• [DIRECTIONS FOR THIS TASK]
Copy every record below exactly.

• [Dataset records]
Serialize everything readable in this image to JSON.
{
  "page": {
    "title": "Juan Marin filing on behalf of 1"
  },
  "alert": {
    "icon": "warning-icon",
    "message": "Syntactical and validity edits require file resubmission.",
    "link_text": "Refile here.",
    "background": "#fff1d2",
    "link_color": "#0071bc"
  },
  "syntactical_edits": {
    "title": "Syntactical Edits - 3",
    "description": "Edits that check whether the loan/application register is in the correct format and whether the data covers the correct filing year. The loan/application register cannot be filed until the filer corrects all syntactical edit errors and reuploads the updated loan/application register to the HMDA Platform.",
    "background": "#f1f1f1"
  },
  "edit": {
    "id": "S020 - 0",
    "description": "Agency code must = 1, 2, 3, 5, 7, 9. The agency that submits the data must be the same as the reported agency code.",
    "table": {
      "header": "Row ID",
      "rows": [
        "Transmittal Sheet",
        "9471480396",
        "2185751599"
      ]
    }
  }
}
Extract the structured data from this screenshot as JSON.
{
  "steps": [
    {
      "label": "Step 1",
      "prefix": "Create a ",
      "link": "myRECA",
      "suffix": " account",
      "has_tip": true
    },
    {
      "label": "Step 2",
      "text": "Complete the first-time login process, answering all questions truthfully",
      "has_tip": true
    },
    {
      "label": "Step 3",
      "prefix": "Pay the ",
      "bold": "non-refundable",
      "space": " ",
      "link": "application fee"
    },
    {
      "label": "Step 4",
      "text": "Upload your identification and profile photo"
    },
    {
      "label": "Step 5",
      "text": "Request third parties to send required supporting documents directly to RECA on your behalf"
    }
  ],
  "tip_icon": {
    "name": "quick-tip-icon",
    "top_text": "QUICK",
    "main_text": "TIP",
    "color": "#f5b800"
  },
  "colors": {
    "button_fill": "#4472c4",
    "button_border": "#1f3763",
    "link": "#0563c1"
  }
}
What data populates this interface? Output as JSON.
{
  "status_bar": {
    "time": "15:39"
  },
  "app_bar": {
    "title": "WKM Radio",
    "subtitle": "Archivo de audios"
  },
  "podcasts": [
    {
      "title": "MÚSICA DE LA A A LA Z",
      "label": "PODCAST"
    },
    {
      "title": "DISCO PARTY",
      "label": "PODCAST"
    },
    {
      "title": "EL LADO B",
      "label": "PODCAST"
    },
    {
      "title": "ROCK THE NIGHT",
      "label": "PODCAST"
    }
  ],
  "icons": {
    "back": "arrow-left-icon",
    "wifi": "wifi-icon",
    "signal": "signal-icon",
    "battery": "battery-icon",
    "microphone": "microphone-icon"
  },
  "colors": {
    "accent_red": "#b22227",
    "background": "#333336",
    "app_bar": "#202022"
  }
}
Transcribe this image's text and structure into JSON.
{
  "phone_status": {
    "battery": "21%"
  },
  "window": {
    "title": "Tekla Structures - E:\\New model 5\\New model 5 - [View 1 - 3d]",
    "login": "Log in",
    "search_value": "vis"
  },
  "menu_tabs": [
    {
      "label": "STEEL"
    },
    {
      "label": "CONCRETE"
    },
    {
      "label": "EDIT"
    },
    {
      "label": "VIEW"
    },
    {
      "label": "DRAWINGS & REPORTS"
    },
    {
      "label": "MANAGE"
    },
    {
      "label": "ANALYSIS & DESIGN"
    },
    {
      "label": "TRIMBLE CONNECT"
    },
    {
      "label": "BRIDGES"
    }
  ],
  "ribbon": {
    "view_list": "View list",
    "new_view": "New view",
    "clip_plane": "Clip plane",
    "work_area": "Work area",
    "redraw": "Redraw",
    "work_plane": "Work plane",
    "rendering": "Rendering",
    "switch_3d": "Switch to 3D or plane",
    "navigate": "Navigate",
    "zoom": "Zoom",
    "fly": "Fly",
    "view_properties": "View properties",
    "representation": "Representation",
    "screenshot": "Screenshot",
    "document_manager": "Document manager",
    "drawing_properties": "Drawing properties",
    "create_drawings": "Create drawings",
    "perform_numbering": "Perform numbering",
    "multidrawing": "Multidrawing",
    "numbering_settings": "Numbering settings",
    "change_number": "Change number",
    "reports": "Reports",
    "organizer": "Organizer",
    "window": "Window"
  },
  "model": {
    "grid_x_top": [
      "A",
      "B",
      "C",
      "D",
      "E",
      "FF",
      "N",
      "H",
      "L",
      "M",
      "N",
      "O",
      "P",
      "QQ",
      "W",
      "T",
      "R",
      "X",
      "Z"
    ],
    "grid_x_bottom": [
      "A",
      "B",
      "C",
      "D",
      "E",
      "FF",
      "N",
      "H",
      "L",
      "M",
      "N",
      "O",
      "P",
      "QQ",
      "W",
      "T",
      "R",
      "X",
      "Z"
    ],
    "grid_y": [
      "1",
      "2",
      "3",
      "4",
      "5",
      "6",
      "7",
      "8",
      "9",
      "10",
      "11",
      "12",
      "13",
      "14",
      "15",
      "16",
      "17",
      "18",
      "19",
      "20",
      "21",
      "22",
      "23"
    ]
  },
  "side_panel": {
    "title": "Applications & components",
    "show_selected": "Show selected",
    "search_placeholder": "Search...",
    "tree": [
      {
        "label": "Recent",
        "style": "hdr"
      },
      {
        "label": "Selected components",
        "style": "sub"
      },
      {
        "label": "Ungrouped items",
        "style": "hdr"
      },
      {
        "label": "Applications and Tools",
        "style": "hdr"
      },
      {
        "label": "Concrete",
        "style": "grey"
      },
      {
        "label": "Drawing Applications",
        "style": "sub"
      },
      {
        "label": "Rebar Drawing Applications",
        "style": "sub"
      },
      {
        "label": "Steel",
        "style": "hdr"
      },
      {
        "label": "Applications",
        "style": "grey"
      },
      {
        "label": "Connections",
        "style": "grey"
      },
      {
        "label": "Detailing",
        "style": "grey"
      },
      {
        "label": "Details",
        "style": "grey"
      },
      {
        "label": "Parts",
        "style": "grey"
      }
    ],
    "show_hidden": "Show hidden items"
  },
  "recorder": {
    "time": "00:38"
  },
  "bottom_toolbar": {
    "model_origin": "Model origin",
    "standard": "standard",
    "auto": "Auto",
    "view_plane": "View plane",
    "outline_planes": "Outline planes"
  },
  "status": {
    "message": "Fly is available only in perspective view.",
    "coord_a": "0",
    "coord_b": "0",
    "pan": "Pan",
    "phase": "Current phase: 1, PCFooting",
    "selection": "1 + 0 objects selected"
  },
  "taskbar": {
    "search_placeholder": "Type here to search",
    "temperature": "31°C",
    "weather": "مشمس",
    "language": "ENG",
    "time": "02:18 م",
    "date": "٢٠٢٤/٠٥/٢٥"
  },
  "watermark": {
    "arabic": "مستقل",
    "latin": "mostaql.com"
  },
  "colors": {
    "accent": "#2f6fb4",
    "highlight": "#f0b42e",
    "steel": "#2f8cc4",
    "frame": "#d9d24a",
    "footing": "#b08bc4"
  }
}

• [WRITTEN ANSWER]
Serialize everything readable in this image to JSON.
{
  "page": {
    "title": "Juan Marin filing on behalf of 1"
  },
  "alert": {
    "icon": "warning-icon",
    "message": "Syntactical and validity edits require file resubmission.",
    "link_text": "Refile here.",
    "background": "#fff1d2",
    "link_color": "#0071bc"
  },
  "syntactical_edits": {
    "title": "Syntactical Edits - 3",
    "description": "Edits that check whether the loan/application register is in the correct format and whether the data covers the correct filing year. The loan/application register cannot be filed until the filer corrects all syntactical edit errors and reuploads the updated loan/application register to the HMDA Platform.",
    "background": "#f1f1f1"
  },
  "edit": {
    "id": "S020 - 0",
    "description": "Agency code must = 1, 2, 3, 5, 7, 9. The agency that submits the data must be the same as the reported agency code.",
    "table": {
      "header": "Row ID",
      "rows": [
        "Transmittal Sheet",
        "9471480396",
        "2185751599"
      ]
    }
  }
}
Extract the structured data from this screenshot as JSON.
{
  "steps": [
    {
      "label": "Step 1",
      "prefix": "Create a ",
      "link": "myRECA",
      "suffix": " account",
      "has_tip": true
    },
    {
      "label": "Step 2",
      "text": "Complete the first-time login process, answering all questions truthfully",
      "has_tip": true
    },
    {
      "label": "Step 3",
      "prefix": "Pay the ",
      "bold": "non-refundable",
      "space": " ",
      "link": "application fee"
    },
    {
      "label": "Step 4",
      "text": "Upload your identification and profile photo"
    },
    {
      "label": "Step 5",
      "text": "Request third parties to send required supporting documents directly to RECA on your behalf"
    }
  ],
  "tip_icon": {
    "name": "quick-tip-icon",
    "top_text": "QUICK",
    "main_text": "TIP",
    "color": "#f5b800"
  },
  "colors": {
    "button_fill": "#4472c4",
    "button_border": "#1f3763",
    "link": "#0563c1"
  }
}
What data populates this interface? Output as JSON.
{
  "status_bar": {
    "time": "15:39"
  },
  "app_bar": {
    "title": "WKM Radio",
    "subtitle": "Archivo de audios"
  },
  "podcasts": [
    {
      "title": "MÚSICA DE LA A A LA Z",
      "label": "PODCAST"
    },
    {
      "title": "DISCO PARTY",
      "label": "PODCAST"
    },
    {
      "title": "EL LADO B",
      "label": "PODCAST"
    },
    {
      "title": "ROCK THE NIGHT",
      "label": "PODCAST"
    }
  ],
  "icons": {
    "back": "arrow-left-icon",
    "wifi": "wifi-icon",
    "signal": "signal-icon",
    "battery": "battery-icon",
    "microphone": "microphone-icon"
  },
  "colors": {
    "accent_red": "#b22227",
    "background": "#333336",
    "app_bar": "#202022"
  }
}
Transcribe this image's text and structure into JSON.
{
  "phone_status": {
    "battery": "21%"
  },
  "window": {
    "title": "Tekla Structures - E:\\New model 5\\New model 5 - [View 1 - 3d]",
    "login": "Log in",
    "search_value": "vis"
  },
  "menu_tabs": [
    {
      "label": "STEEL"
    },
    {
      "label": "CONCRETE"
    },
    {
      "label": "EDIT"
    },
    {
      "label": "VIEW"
    },
    {
      "label": "DRAWINGS & REPORTS"
    },
    {
      "label": "MANAGE"
    },
    {
      "label": "ANALYSIS & DESIGN"
    },
    {
      "label": "TRIMBLE CONNECT"
    },
    {
      "label": "BRIDGES"
    }
  ],
  "ribbon": {
    "view_list": "View list",
    "new_view": "New view",
    "clip_plane": "Clip plane",
    "work_area": "Work area",
    "redraw": "Redraw",
    "work_plane": "Work plane",
    "rendering": "Rendering",
    "switch_3d": "Switch to 3D or plane",
    "navigate": "Navigate",
    "zoom": "Zoom",
    "fly": "Fly",
    "view_properties": "View properties",
    "representation": "Representation",
    "screenshot": "Screenshot",
    "document_manager": "Document manager",
    "drawing_properties": "Drawing properties",
    "create_drawings": "Create drawings",
    "perform_numbering": "Perform numbering",
    "multidrawing": "Multidrawing",
    "numbering_settings": "Numbering settings",
    "change_number": "Change number",
    "reports": "Reports",
    "organizer": "Organizer",
    "window": "Window"
  },
  "model": {
    "grid_x_top": [
      "A",
      "B",
      "C",
      "D",
      "E",
      "FF",
      "N",
      "H",
      "L",
      "M",
      "N",
      "O",
      "P",
      "QQ",
      "W",
      "T",
      "R",
      "X",
      "Z"
    ],
    "grid_x_bottom": [
      "A",
      "B",
      "C",
      "D",
      "E",
      "FF",
      "N",
      "H",
      "L",
      "M",
      "N",
      "O",
      "P",
      "QQ",
      "W",
      "T",
      "R",
      "X",
      "Z"
    ],
    "grid_y": [
      "1",
      "2",
      "3",
      "4",
      "5",
      "6",
      "7",
      "8",
      "9",
      "10",
      "11",
      "12",
      "13",
      "14",
      "15",
      "16",
      "17",
      "18",
      "19",
      "20",
      "21",
      "22",
      "23"
    ]
  },
  "side_panel": {
    "title": "Applications & components",
    "show_selected": "Show selected",
    "search_placeholder": "Search...",
    "tree": [
      {
        "label": "Recent",
        "style": "hdr"
      },
      {
        "label": "Selected components",
        "style": "sub"
      },
      {
        "label": "Ungrouped items",
        "style": "hdr"
      },
      {
        "label": "Applications and Tools",
        "style": "hdr"
      },
      {
        "label": "Concrete",
        "style": "grey"
      },
      {
        "label": "Drawing Applications",
        "style": "sub"
      },
      {
        "label": "Rebar Drawing Applications",
        "style": "sub"
      },
      {
        "label": "Steel",
        "style": "hdr"
      },
      {
        "label": "Applications",
        "style": "grey"
      },
      {
        "label": "Connections",
        "style": "grey"
      },
      {
        "label": "Detailing",
        "style": "grey"
      },
      {
        "label": "Details",
        "style": "grey"
      },
      {
        "label": "Parts",
        "style": "grey"
      }
    ],
    "show_hidden": "Show hidden items"
  },
  "recorder": {
    "time": "00:38"
  },
  "bottom_toolbar": {
    "model_origin": "Model origin",
    "standard": "standard",
    "auto": "Auto",
    "view_plane": "View plane",
    "outline_planes": "Outline planes"
  },
  "status": {
    "message": "Fly is available only in perspective view.",
    "coord_a": "0",
    "coord_b": "0",
    "pan": "Pan",
    "phase": "Current phase: 1, PCFooting",
    "selection": "1 + 0 objects selected"
  },
  "taskbar": {
    "search_placeholder": "Type here to search",
    "temperature": "31°C",
    "weather": "مشمس",
    "language": "ENG",
    "time": "02:18 م",
    "date": "٢٠٢٤/٠٥/٢٥"
  },
  "watermark": {
    "arabic": "مستقل",
    "latin": "mostaql.com"
  },
  "colors": {
    "accent": "#2f6fb4",
    "highlight": "#f0b42e",
    "steel": "#2f8cc4",
    "frame": "#d9d24a",
    "footing": "#b08bc4"
  }
}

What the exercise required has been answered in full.